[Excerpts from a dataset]
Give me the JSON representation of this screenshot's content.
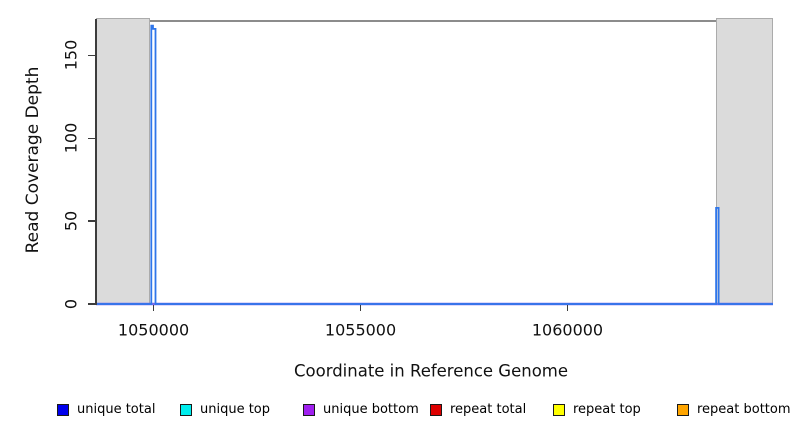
{
  "chart_data": {
    "type": "line",
    "title": "",
    "xlabel": "Coordinate in Reference Genome",
    "ylabel": "Read Coverage Depth",
    "xlim": [
      1048609,
      1064965
    ],
    "ylim": [
      0,
      172
    ],
    "grid": false,
    "legend_position": "bottom",
    "x_ticks": [
      {
        "value": 1050000,
        "label": "1050000"
      },
      {
        "value": 1055000,
        "label": "1055000"
      },
      {
        "value": 1060000,
        "label": "1060000"
      }
    ],
    "y_ticks": [
      {
        "value": 0,
        "label": "0"
      },
      {
        "value": 50,
        "label": "50"
      },
      {
        "value": 100,
        "label": "100"
      },
      {
        "value": 150,
        "label": "150"
      }
    ],
    "shaded_regions": [
      {
        "x_from": 1048609,
        "x_to": 1049903
      },
      {
        "x_from": 1063591,
        "x_to": 1064965
      }
    ],
    "band_fill": "#dbdbdb",
    "band_border": "#ababab",
    "series": [
      {
        "name": "unique bottom",
        "color": "#7b68ee",
        "line_width": 2.6,
        "points": [
          [
            1048609,
            0
          ],
          [
            1064965,
            0
          ]
        ]
      },
      {
        "name": "unique total",
        "color": "#2f76ea",
        "line_width": 1.8,
        "points": [
          [
            1048609,
            0
          ],
          [
            1049945,
            0
          ],
          [
            1049945,
            168
          ],
          [
            1049986,
            168
          ],
          [
            1049986,
            166
          ],
          [
            1050046,
            166
          ],
          [
            1050046,
            0
          ],
          [
            1063591,
            0
          ],
          [
            1063591,
            58
          ],
          [
            1063650,
            58
          ],
          [
            1063650,
            0
          ],
          [
            1064965,
            0
          ]
        ]
      }
    ],
    "legend": [
      {
        "label": "unique total",
        "color": "#0000ee"
      },
      {
        "label": "unique top",
        "color": "#00eeee"
      },
      {
        "label": "unique bottom",
        "color": "#a020f0"
      },
      {
        "label": "repeat total",
        "color": "#dd0000"
      },
      {
        "label": "repeat top",
        "color": "#ffff00"
      },
      {
        "label": "repeat bottom",
        "color": "#ffa500"
      }
    ]
  }
}
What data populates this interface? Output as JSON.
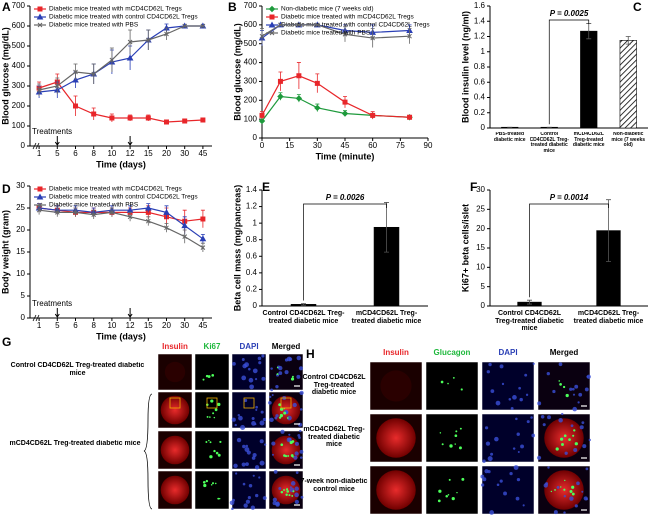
{
  "chart_data": [
    {
      "type": "line",
      "letter": "A",
      "ylabel": "Blood glucose (mg/dL)",
      "xlabel": "Time (days)",
      "categories": [
        "1",
        "5",
        "6",
        "8",
        "10",
        "12",
        "15",
        "20",
        "30",
        "45"
      ],
      "ylim": [
        0,
        700
      ],
      "yticks": [
        0,
        100,
        200,
        300,
        400,
        500,
        600,
        700
      ],
      "legend": "upper left",
      "annotation": "Treatments",
      "treatment_days": [
        "5",
        "12"
      ],
      "series": [
        {
          "name": "Diabetic mice treated with mCD4CD62L Tregs",
          "color": "#e8262a",
          "marker": "square",
          "values": [
            290,
            320,
            200,
            160,
            140,
            140,
            140,
            120,
            125,
            130
          ],
          "errors": [
            30,
            40,
            50,
            30,
            20,
            15,
            15,
            10,
            10,
            10
          ]
        },
        {
          "name": "Diabetic mice treated with control CD4CD62L Tregs",
          "color": "#2a3fb5",
          "marker": "triangle",
          "values": [
            270,
            280,
            330,
            360,
            420,
            440,
            530,
            590,
            600,
            600
          ],
          "errors": [
            30,
            40,
            40,
            50,
            60,
            60,
            50,
            20,
            0,
            0
          ]
        },
        {
          "name": "Diabetic mice treated with PBS",
          "color": "#666666",
          "marker": "x",
          "values": [
            280,
            300,
            370,
            360,
            430,
            520,
            530,
            560,
            600,
            600
          ],
          "errors": [
            30,
            40,
            40,
            50,
            60,
            60,
            50,
            30,
            0,
            0
          ]
        }
      ]
    },
    {
      "type": "line",
      "letter": "B",
      "ylabel": "Blood glucose (mg/dL)",
      "xlabel": "Time (minute)",
      "xlim": [
        0,
        90
      ],
      "xticks": [
        0,
        15,
        30,
        45,
        60,
        75,
        90
      ],
      "ylim": [
        0,
        700
      ],
      "yticks": [
        0,
        100,
        200,
        300,
        400,
        500,
        600,
        700
      ],
      "legend": "upper left",
      "series": [
        {
          "name": "Non-diabetic mice (7 weeks old)",
          "color": "#1e9a3c",
          "marker": "diamond",
          "x": [
            0,
            10,
            20,
            30,
            45,
            60,
            80
          ],
          "values": [
            90,
            220,
            210,
            160,
            130,
            120,
            110
          ],
          "errors": [
            10,
            20,
            20,
            20,
            15,
            10,
            10
          ]
        },
        {
          "name": "Diabetic mice treated with mCD4CD62L Tregs",
          "color": "#e8262a",
          "marker": "square",
          "x": [
            0,
            10,
            20,
            30,
            45,
            60,
            80
          ],
          "values": [
            120,
            300,
            330,
            290,
            190,
            120,
            110
          ],
          "errors": [
            20,
            50,
            70,
            50,
            30,
            20,
            10
          ]
        },
        {
          "name": "Diabetic mice treated with control CD4CD62L Tregs",
          "color": "#2a3fb5",
          "marker": "triangle",
          "x": [
            0,
            10,
            20,
            30,
            45,
            60,
            80
          ],
          "values": [
            530,
            600,
            600,
            600,
            570,
            560,
            570
          ],
          "errors": [
            40,
            0,
            0,
            0,
            30,
            40,
            30
          ]
        },
        {
          "name": "Diabetic mice treated with PBS",
          "color": "#666666",
          "marker": "x",
          "x": [
            0,
            10,
            20,
            30,
            45,
            60,
            80
          ],
          "values": [
            540,
            600,
            600,
            600,
            550,
            530,
            540
          ],
          "errors": [
            40,
            0,
            0,
            0,
            40,
            50,
            40
          ]
        }
      ]
    },
    {
      "type": "bar",
      "letter": "C",
      "ylabel": "Blood insulin level (ng/ml)",
      "categories": [
        "PBS-treated diabetic mice",
        "Control CD4CD62L Treg-treated diabetic mice",
        "mCD4CD62L Treg-treated diabetic mice",
        "Non-diabetic mice (7 weeks old)"
      ],
      "values": [
        0.01,
        0.01,
        1.27,
        1.15
      ],
      "errors": [
        0,
        0,
        0.1,
        0.05
      ],
      "colors": [
        "#000000",
        "#000000",
        "#000000",
        "#ffffff"
      ],
      "hatched": [
        false,
        false,
        false,
        true
      ],
      "ylim": [
        0,
        1.6
      ],
      "yticks": [
        0,
        0.2,
        0.4,
        0.6,
        0.8,
        1,
        1.2,
        1.4,
        1.6
      ],
      "annotation": "P = 0.0025"
    },
    {
      "type": "line",
      "letter": "D",
      "ylabel": "Body weight (gram)",
      "xlabel": "Time (days)",
      "categories": [
        "1",
        "5",
        "6",
        "8",
        "10",
        "12",
        "15",
        "20",
        "30",
        "45"
      ],
      "ylim": [
        0,
        30
      ],
      "yticks": [
        0,
        5,
        10,
        15,
        20,
        25,
        30
      ],
      "legend": "upper left",
      "annotation": "Treatments",
      "treatment_days": [
        "5",
        "12"
      ],
      "series": [
        {
          "name": "Diabetic mice treated with mCD4CD62L Tregs",
          "color": "#e8262a",
          "marker": "square",
          "values": [
            25,
            24.5,
            24,
            24,
            24,
            24,
            24,
            23,
            22,
            22.5
          ],
          "errors": [
            1,
            1,
            1,
            1,
            1,
            1,
            1.5,
            2,
            2.5,
            2
          ]
        },
        {
          "name": "Diabetic mice treated with control CD4CD62L Tregs",
          "color": "#2a3fb5",
          "marker": "triangle",
          "values": [
            25,
            24.5,
            24.5,
            24,
            24.5,
            24.5,
            25,
            24,
            21,
            18
          ],
          "errors": [
            1,
            1,
            1,
            1,
            1,
            1,
            1,
            1.5,
            2,
            1
          ]
        },
        {
          "name": "Diabetic mice treated with PBS",
          "color": "#666666",
          "marker": "x",
          "values": [
            24.5,
            24,
            24,
            23.5,
            24,
            23,
            22,
            20.5,
            18.5,
            16
          ],
          "errors": [
            1,
            1,
            1,
            1,
            1,
            1,
            1,
            1,
            1.5,
            1
          ]
        }
      ]
    },
    {
      "type": "bar",
      "letter": "E",
      "ylabel": "Beta cell mass (mg/pancreas)",
      "categories": [
        "Control CD4CD62L Treg-treated diabetic mice",
        "mCD4CD62L Treg-treated diabetic mice"
      ],
      "values": [
        0.02,
        0.95
      ],
      "errors": [
        0.01,
        0.3
      ],
      "colors": [
        "#000000",
        "#000000"
      ],
      "hatched": [
        false,
        false
      ],
      "ylim": [
        0,
        1.4
      ],
      "yticks": [
        0,
        0.2,
        0.4,
        0.6,
        0.8,
        1,
        1.2,
        1.4
      ],
      "annotation": "P = 0.0026"
    },
    {
      "type": "bar",
      "letter": "F",
      "ylabel": "Ki67+ beta cells/islet",
      "categories": [
        "Control CD4CD62L Treg-treated diabetic mice",
        "mCD4CD62L Treg-treated diabetic mice"
      ],
      "values": [
        1,
        19.5
      ],
      "errors": [
        0.5,
        8
      ],
      "colors": [
        "#000000",
        "#000000"
      ],
      "hatched": [
        false,
        false
      ],
      "ylim": [
        0,
        30
      ],
      "yticks": [
        0,
        5,
        10,
        15,
        20,
        25,
        30
      ],
      "annotation": "P = 0.0014"
    }
  ],
  "panels": [
    {
      "letter": "G",
      "columns": [
        "Insulin",
        "Ki67",
        "DAPI",
        "Merged"
      ],
      "column_colors": [
        "#e8262a",
        "#1eb83c",
        "#2a3fb5",
        "#000000"
      ],
      "rows": [
        "Control CD4CD62L Treg-treated diabetic mice",
        "mCD4CD62L Treg-treated diabetic mice"
      ]
    },
    {
      "letter": "H",
      "columns": [
        "Insulin",
        "Glucagon",
        "DAPI",
        "Merged"
      ],
      "column_colors": [
        "#e8262a",
        "#1eb83c",
        "#2a3fb5",
        "#000000"
      ],
      "rows": [
        "Control CD4CD62L Treg-treated diabetic mice",
        "mCD4CD62L Treg-treated diabetic mice",
        "7-week non-diabetic control mice"
      ]
    }
  ]
}
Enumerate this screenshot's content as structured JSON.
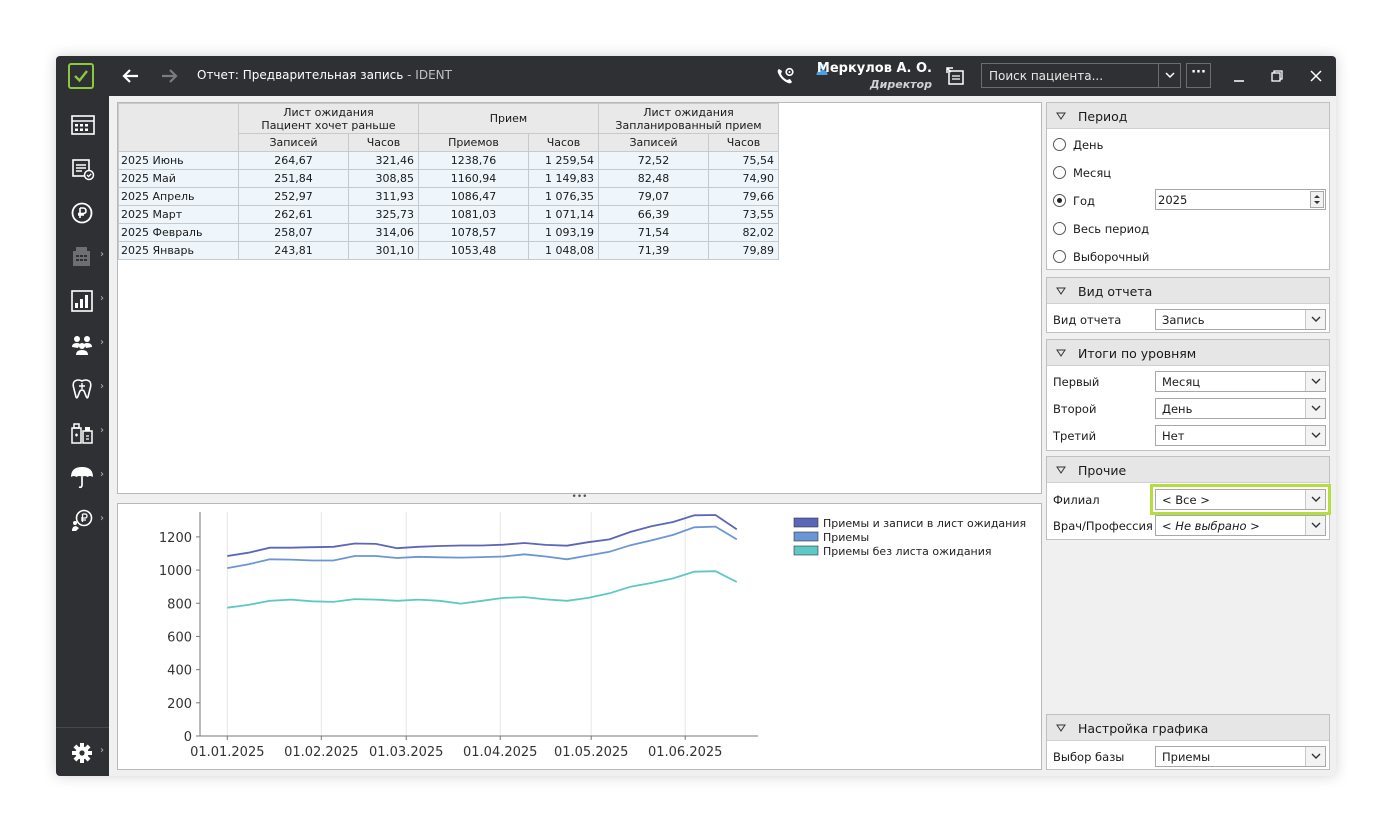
{
  "titlebar": {
    "title": "Отчет: Предварительная запись",
    "app_name": " - IDENT",
    "user_name": "Меркулов А. О.",
    "user_role": "Директор",
    "search_placeholder": "Поиск пациента...",
    "more_label": "···"
  },
  "sidebar": {
    "items": [
      {
        "icon": "calendar-grid-icon"
      },
      {
        "icon": "schedule-check-icon"
      },
      {
        "icon": "ruble-icon"
      },
      {
        "icon": "register-icon"
      },
      {
        "icon": "reports-chart-icon"
      },
      {
        "icon": "patients-icon"
      },
      {
        "icon": "tooth-icon"
      },
      {
        "icon": "pharmacy-icon"
      },
      {
        "icon": "umbrella-icon"
      },
      {
        "icon": "ruble-person-icon"
      }
    ],
    "settings_icon": "gear-icon"
  },
  "table": {
    "groups": [
      {
        "line1": "Лист ожидания",
        "line2": "Пациент хочет раньше"
      },
      {
        "line1": "Прием",
        "line2": ""
      },
      {
        "line1": "Лист ожидания",
        "line2": "Запланированный прием"
      }
    ],
    "subheaders": [
      "Записей",
      "Часов",
      "Приемов",
      "Часов",
      "Записей",
      "Часов"
    ],
    "rows": [
      {
        "label": "2025 Июнь",
        "cells": [
          "264,67",
          "321,46",
          "1238,76",
          "1 259,54",
          "72,52",
          "75,54"
        ]
      },
      {
        "label": "2025 Май",
        "cells": [
          "251,84",
          "308,85",
          "1160,94",
          "1 149,83",
          "82,48",
          "74,90"
        ]
      },
      {
        "label": "2025 Апрель",
        "cells": [
          "252,97",
          "311,93",
          "1086,47",
          "1 076,35",
          "79,07",
          "79,66"
        ]
      },
      {
        "label": "2025 Март",
        "cells": [
          "262,61",
          "325,73",
          "1081,03",
          "1 071,14",
          "66,39",
          "73,55"
        ]
      },
      {
        "label": "2025 Февраль",
        "cells": [
          "258,07",
          "314,06",
          "1078,57",
          "1 093,19",
          "71,54",
          "82,02"
        ]
      },
      {
        "label": "2025 Январь",
        "cells": [
          "243,81",
          "301,10",
          "1053,48",
          "1 048,08",
          "71,39",
          "79,89"
        ]
      }
    ]
  },
  "splitter_label": "•••",
  "chart_data": {
    "type": "line",
    "title": "",
    "xlabel": "",
    "ylabel": "",
    "ylim": [
      0,
      1350
    ],
    "yticks": [
      0,
      200,
      400,
      600,
      800,
      1000,
      1200
    ],
    "x_tick_labels": [
      "01.01.2025",
      "01.02.2025",
      "01.03.2025",
      "01.04.2025",
      "01.05.2025",
      "01.06.2025"
    ],
    "x_tick_dates": [
      "2025-01-01",
      "2025-02-01",
      "2025-03-01",
      "2025-04-01",
      "2025-05-01",
      "2025-06-01"
    ],
    "x": [
      "2025-01-01",
      "2025-01-08",
      "2025-01-15",
      "2025-01-22",
      "2025-01-29",
      "2025-02-05",
      "2025-02-12",
      "2025-02-19",
      "2025-02-26",
      "2025-03-05",
      "2025-03-12",
      "2025-03-19",
      "2025-03-26",
      "2025-04-02",
      "2025-04-09",
      "2025-04-16",
      "2025-04-23",
      "2025-04-30",
      "2025-05-07",
      "2025-05-14",
      "2025-05-21",
      "2025-05-28",
      "2025-06-04",
      "2025-06-11",
      "2025-06-18"
    ],
    "series": [
      {
        "name": "Приемы и записи в лист ожидания",
        "color": "#5b66b8",
        "values": [
          1085,
          1105,
          1135,
          1135,
          1138,
          1140,
          1160,
          1158,
          1132,
          1140,
          1145,
          1148,
          1148,
          1153,
          1163,
          1152,
          1147,
          1168,
          1185,
          1230,
          1265,
          1290,
          1330,
          1332,
          1245
        ]
      },
      {
        "name": "Приемы",
        "color": "#6b96d6",
        "values": [
          1012,
          1035,
          1065,
          1063,
          1058,
          1058,
          1085,
          1085,
          1073,
          1080,
          1077,
          1075,
          1078,
          1082,
          1095,
          1082,
          1065,
          1088,
          1110,
          1150,
          1180,
          1212,
          1258,
          1262,
          1185
        ]
      },
      {
        "name": "Приемы без листа ожидания",
        "color": "#5ec8c4",
        "values": [
          773,
          790,
          815,
          822,
          812,
          808,
          825,
          822,
          815,
          822,
          815,
          798,
          815,
          832,
          837,
          823,
          815,
          832,
          860,
          900,
          923,
          950,
          990,
          993,
          928
        ]
      }
    ]
  },
  "right_panel": {
    "period": {
      "title": "Период",
      "options": [
        "День",
        "Месяц",
        "Год",
        "Весь период",
        "Выборочный"
      ],
      "selected": "Год",
      "year_value": "2025"
    },
    "report_type": {
      "title": "Вид отчета",
      "label": "Вид отчета",
      "value": "Запись"
    },
    "levels": {
      "title": "Итоги по уровням",
      "first_label": "Первый",
      "first_value": "Месяц",
      "second_label": "Второй",
      "second_value": "День",
      "third_label": "Третий",
      "third_value": "Нет"
    },
    "other": {
      "title": "Прочие",
      "branch_label": "Филиал",
      "branch_value": "< Все >",
      "doctor_label": "Врач/Профессия",
      "doctor_value": "< Не выбрано >"
    },
    "chart_settings": {
      "title": "Настройка графика",
      "base_label": "Выбор базы",
      "base_value": "Приемы"
    }
  }
}
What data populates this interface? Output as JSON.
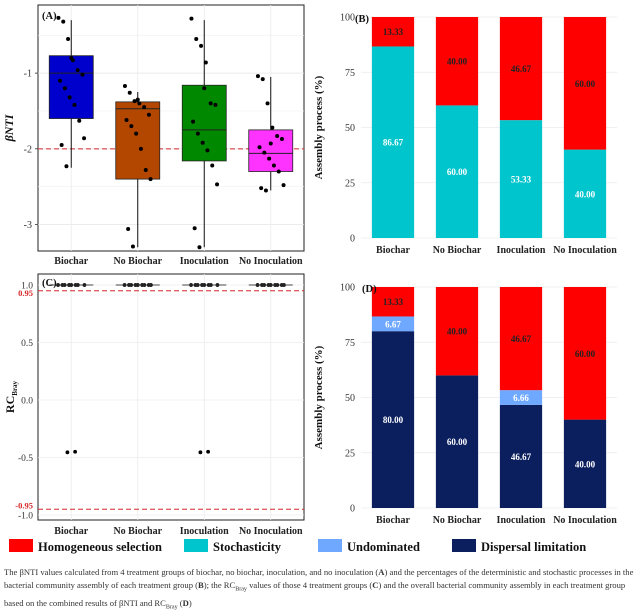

Work to be completed: For every line above that includes the word "weeks", return the line.

Answer space:
          "name": "Non-diabetic mice (7 weeks old)",
        "Non-diabetic mice (7 weeks old)"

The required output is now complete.